# PROVIDED RECORDS

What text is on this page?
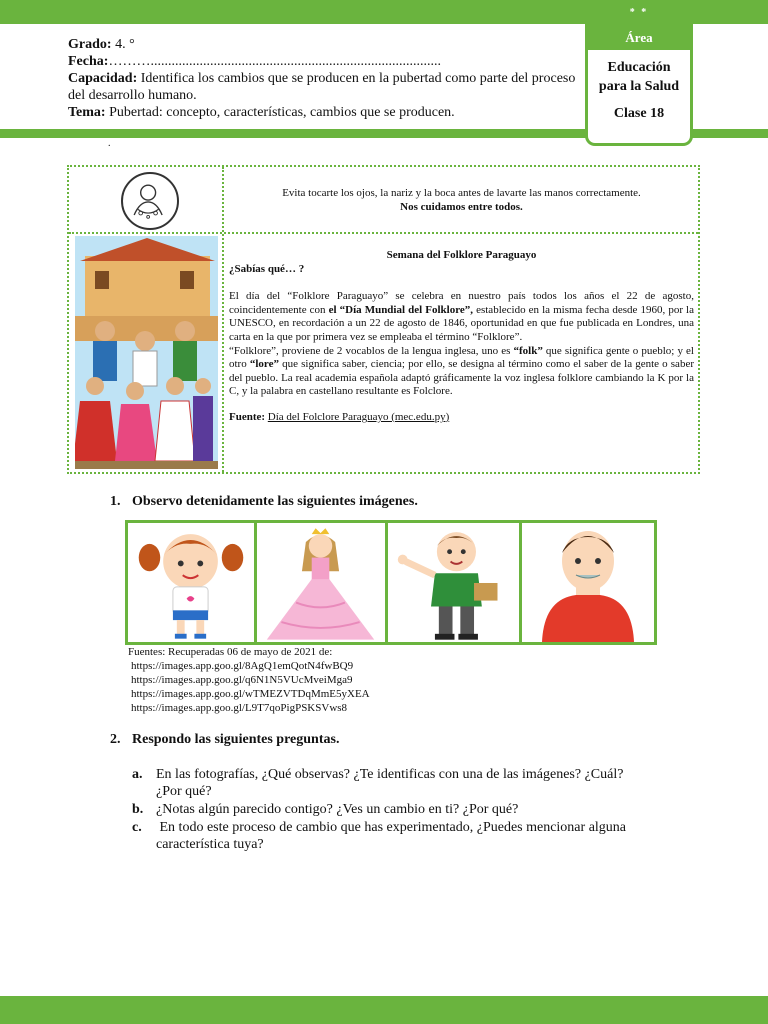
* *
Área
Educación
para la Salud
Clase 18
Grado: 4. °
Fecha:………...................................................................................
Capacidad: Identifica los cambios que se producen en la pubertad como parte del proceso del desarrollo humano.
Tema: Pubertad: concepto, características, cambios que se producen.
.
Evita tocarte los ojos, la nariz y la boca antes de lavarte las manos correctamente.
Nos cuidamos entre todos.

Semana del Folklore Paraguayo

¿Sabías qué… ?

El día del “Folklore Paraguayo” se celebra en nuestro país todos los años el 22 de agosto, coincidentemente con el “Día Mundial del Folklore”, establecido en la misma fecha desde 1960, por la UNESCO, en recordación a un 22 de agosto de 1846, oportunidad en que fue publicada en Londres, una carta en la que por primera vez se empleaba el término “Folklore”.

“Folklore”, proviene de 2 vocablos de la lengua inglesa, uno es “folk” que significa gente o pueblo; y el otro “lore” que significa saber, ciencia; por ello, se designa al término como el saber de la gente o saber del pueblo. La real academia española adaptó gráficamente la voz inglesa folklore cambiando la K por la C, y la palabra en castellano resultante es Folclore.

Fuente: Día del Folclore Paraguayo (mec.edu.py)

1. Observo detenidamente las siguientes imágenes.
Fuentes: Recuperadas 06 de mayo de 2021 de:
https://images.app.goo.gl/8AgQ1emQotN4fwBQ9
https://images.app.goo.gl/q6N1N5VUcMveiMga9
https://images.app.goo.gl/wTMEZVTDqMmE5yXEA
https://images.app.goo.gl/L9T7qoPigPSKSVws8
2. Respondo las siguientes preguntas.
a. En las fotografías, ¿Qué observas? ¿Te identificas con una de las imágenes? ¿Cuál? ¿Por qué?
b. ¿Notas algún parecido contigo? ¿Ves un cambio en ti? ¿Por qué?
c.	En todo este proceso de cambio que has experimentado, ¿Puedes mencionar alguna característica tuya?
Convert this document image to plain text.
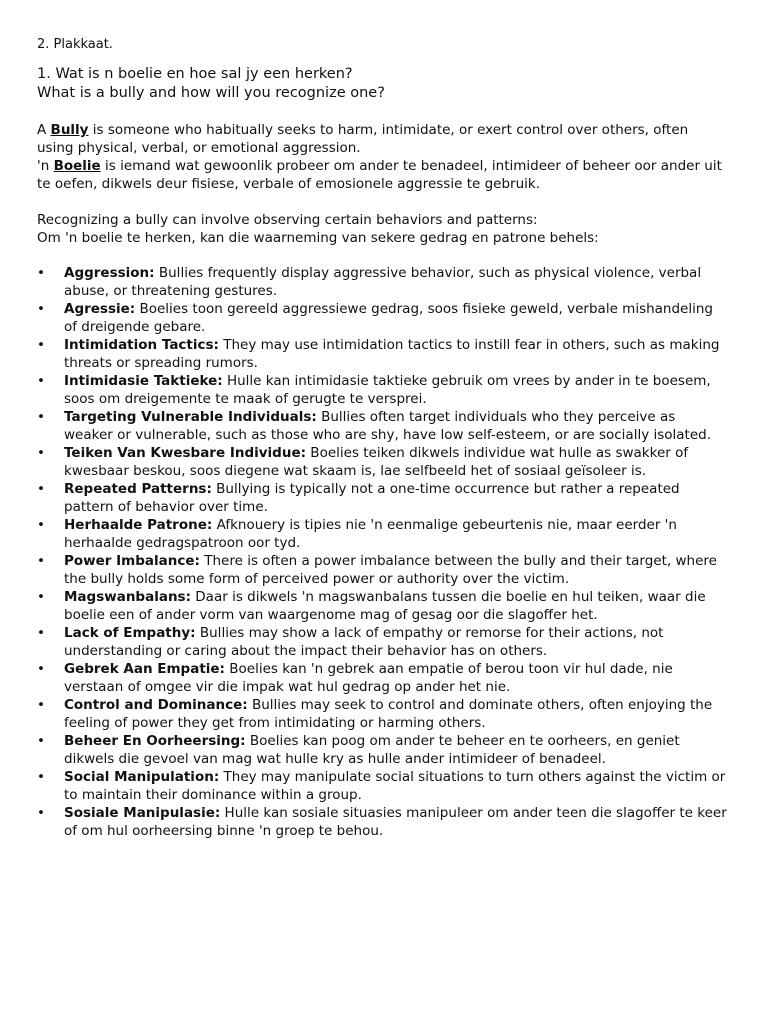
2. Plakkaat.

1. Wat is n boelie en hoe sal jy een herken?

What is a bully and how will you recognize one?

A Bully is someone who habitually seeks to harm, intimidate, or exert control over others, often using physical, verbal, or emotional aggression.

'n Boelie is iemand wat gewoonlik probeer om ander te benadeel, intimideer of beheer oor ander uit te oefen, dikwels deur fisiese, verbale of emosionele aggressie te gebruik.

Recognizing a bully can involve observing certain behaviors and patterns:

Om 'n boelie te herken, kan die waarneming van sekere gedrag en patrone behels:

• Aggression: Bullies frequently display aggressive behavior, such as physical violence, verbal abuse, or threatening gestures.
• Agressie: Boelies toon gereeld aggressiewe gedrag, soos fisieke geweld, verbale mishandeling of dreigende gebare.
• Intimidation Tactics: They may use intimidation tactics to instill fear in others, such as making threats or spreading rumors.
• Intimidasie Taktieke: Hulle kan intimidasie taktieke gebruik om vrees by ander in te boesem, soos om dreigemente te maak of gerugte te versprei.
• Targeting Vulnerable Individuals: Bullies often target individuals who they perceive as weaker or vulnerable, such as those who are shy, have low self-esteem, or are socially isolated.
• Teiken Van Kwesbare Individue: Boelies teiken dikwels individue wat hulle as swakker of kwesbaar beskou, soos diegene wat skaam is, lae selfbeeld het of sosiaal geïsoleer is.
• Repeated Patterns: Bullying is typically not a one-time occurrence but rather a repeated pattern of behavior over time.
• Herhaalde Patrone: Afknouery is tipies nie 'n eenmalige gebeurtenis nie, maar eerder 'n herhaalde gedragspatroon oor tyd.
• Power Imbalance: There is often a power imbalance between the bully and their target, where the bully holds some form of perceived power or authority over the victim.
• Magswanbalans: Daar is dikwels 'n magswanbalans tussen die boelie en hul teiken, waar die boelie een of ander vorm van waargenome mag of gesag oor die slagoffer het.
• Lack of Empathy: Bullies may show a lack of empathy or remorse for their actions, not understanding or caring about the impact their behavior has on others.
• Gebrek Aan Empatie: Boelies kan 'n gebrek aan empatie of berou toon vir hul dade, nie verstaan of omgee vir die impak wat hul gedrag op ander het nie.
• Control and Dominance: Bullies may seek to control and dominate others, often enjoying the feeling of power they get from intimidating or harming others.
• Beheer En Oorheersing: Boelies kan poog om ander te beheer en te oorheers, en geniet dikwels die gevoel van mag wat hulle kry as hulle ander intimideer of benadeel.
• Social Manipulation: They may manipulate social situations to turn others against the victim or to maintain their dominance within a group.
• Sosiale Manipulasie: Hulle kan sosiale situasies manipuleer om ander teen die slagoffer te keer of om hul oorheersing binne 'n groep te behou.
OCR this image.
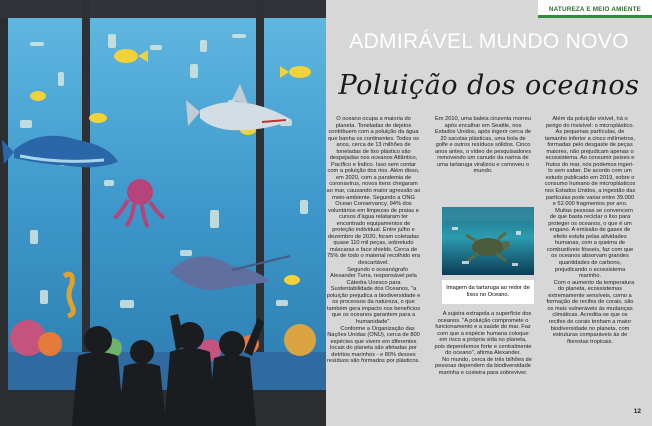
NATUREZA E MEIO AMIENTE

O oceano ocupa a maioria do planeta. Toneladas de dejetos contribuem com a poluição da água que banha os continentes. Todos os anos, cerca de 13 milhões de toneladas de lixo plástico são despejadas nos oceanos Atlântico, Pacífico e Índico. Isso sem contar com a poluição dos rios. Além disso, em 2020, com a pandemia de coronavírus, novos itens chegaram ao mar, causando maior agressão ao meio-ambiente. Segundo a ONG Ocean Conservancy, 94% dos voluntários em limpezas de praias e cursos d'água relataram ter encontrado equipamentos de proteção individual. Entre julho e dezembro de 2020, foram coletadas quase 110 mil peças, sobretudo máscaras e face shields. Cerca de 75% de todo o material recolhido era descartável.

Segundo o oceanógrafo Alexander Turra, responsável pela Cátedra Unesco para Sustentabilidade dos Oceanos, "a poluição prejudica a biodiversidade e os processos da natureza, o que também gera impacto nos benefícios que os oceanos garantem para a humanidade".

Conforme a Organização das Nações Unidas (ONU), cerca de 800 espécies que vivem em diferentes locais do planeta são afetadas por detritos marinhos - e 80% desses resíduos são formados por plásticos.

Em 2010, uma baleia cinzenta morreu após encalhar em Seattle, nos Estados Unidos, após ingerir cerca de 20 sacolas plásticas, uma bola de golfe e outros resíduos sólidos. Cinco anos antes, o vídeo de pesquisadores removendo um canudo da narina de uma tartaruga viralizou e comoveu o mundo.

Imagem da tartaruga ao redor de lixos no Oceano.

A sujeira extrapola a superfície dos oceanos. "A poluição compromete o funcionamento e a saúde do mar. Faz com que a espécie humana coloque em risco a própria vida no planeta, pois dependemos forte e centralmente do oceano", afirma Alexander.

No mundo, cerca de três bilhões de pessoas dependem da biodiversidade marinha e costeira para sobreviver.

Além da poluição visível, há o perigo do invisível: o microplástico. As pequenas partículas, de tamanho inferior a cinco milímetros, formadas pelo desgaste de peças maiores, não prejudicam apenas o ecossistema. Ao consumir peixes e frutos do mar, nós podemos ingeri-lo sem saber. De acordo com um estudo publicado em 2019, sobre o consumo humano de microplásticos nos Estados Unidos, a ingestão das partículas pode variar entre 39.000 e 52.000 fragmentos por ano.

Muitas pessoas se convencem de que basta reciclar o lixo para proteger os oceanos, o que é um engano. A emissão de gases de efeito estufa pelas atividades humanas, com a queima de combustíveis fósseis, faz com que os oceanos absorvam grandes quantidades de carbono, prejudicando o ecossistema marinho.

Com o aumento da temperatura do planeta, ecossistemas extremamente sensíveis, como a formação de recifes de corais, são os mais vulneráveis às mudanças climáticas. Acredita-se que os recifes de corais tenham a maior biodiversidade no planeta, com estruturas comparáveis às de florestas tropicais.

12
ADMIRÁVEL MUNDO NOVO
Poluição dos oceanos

# WORK TO BE COMPLETED
How many lines in the entries above include the string "Alexander"? Please answer with that number and nothing more.

# SOLUTION
2